▶ [YOUR TASK]:
Identify every line in the records below that contains the word "object", and copy each of those lines.
● ● ●
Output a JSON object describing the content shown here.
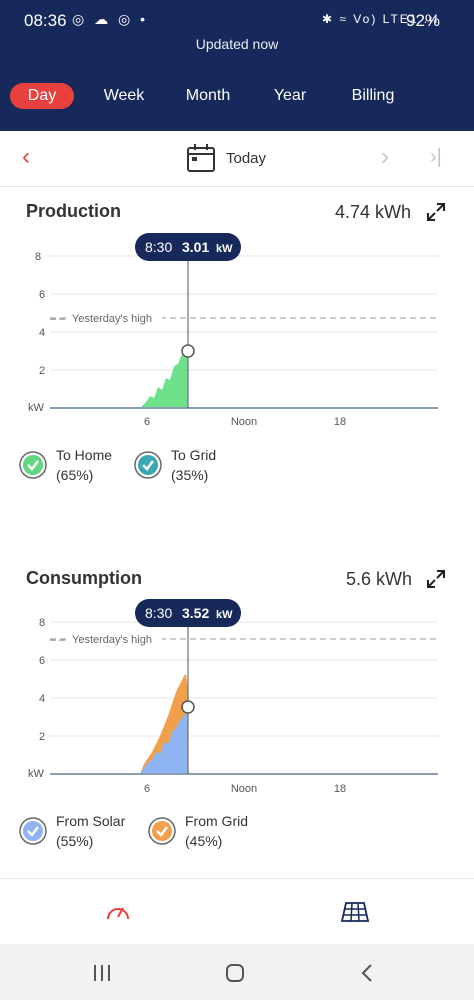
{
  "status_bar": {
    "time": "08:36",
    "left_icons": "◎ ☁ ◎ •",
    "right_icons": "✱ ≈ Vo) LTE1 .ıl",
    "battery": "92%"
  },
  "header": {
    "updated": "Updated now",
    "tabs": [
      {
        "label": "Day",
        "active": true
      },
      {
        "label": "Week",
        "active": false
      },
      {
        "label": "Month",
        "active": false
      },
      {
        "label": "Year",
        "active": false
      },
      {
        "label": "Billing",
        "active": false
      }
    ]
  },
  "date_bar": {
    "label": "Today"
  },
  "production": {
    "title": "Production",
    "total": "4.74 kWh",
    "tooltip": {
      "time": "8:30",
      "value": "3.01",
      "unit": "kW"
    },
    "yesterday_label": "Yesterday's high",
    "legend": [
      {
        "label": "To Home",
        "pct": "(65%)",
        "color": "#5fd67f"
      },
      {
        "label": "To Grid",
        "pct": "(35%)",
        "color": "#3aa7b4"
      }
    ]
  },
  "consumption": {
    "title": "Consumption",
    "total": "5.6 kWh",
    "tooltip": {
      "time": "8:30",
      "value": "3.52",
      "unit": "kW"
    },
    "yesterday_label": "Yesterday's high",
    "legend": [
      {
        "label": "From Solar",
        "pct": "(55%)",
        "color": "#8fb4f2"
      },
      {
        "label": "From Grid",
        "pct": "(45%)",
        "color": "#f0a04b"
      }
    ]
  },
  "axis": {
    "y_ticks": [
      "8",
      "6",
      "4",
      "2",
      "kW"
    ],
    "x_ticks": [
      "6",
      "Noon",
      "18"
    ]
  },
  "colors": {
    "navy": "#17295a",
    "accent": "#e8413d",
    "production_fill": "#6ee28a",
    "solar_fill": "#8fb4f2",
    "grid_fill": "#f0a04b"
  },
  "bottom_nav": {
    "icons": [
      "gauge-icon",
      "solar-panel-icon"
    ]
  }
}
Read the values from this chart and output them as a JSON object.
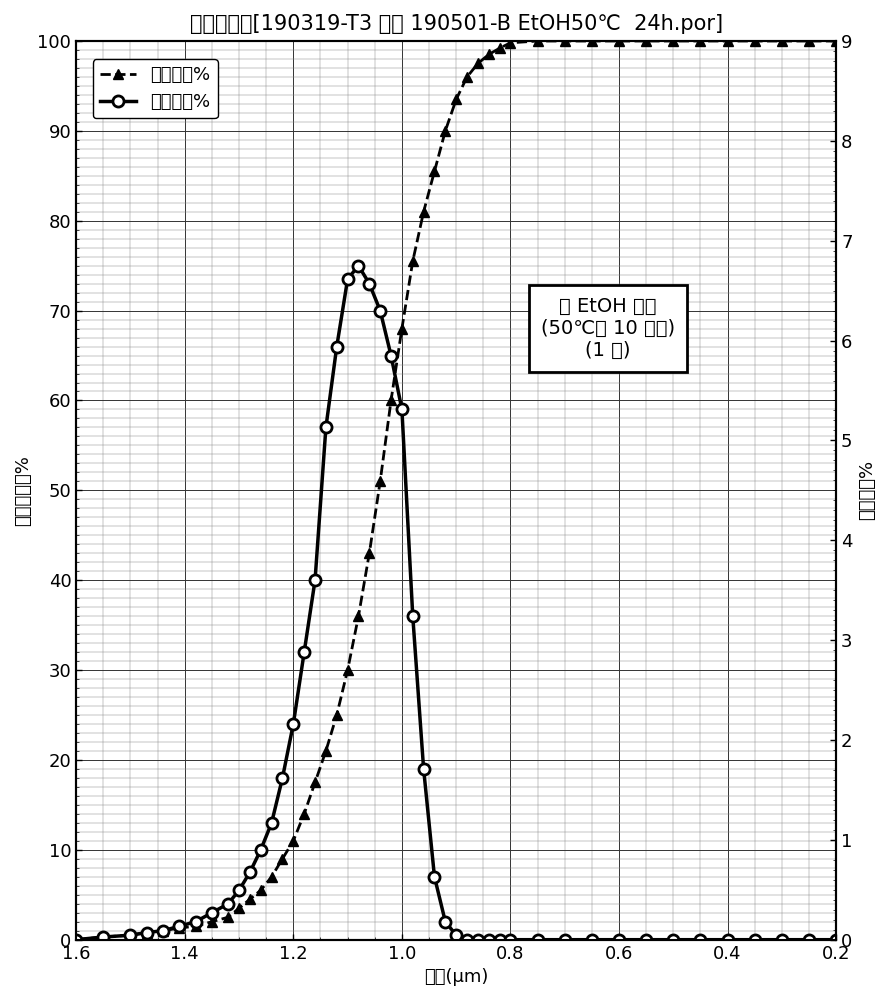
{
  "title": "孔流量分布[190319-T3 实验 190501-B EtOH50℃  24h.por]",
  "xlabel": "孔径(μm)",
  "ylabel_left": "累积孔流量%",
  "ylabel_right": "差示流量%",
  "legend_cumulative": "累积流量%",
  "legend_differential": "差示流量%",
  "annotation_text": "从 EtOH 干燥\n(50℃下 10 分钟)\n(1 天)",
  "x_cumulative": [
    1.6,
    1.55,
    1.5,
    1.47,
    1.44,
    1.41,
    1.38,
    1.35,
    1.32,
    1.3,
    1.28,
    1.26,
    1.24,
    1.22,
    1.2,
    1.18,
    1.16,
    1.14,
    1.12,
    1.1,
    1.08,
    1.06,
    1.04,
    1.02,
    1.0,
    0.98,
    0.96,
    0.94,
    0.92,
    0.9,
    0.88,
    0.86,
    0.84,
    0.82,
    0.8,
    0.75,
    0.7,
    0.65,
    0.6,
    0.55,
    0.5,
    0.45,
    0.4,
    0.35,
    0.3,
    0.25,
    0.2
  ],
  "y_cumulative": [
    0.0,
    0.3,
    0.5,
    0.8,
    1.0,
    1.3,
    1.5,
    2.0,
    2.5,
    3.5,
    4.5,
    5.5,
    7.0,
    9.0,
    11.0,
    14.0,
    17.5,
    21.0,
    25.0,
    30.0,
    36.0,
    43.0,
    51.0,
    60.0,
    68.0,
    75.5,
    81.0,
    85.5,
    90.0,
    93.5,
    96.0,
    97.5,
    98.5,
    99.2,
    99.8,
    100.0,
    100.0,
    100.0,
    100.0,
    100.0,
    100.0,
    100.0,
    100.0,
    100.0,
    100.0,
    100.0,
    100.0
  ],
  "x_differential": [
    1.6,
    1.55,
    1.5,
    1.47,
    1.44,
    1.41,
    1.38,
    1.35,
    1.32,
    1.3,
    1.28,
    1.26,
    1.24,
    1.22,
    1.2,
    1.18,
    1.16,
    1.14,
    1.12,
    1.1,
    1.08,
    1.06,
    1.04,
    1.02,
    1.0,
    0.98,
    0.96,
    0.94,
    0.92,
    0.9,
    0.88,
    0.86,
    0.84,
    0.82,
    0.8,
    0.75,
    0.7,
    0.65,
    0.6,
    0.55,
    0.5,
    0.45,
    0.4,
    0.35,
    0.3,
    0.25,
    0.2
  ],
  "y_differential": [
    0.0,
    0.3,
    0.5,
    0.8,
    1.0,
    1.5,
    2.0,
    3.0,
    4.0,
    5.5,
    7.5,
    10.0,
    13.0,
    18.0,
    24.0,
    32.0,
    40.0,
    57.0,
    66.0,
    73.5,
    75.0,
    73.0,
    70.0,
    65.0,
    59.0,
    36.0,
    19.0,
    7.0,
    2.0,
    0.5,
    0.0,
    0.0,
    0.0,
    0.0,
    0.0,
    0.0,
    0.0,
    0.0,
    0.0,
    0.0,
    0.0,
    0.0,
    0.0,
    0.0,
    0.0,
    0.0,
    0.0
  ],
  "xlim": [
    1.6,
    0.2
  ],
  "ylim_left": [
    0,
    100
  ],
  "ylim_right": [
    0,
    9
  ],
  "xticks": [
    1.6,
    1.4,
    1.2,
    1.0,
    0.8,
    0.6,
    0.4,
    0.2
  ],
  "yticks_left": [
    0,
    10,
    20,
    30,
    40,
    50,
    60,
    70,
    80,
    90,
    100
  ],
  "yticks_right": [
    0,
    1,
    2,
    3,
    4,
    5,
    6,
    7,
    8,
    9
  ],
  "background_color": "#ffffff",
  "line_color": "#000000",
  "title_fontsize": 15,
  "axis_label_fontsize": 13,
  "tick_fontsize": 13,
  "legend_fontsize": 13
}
● ● ●
▶ [COMPLETE OUTPUT]:
Output a JSON object describing the content shown here.
Read the values from this chart and output them as a JSON object.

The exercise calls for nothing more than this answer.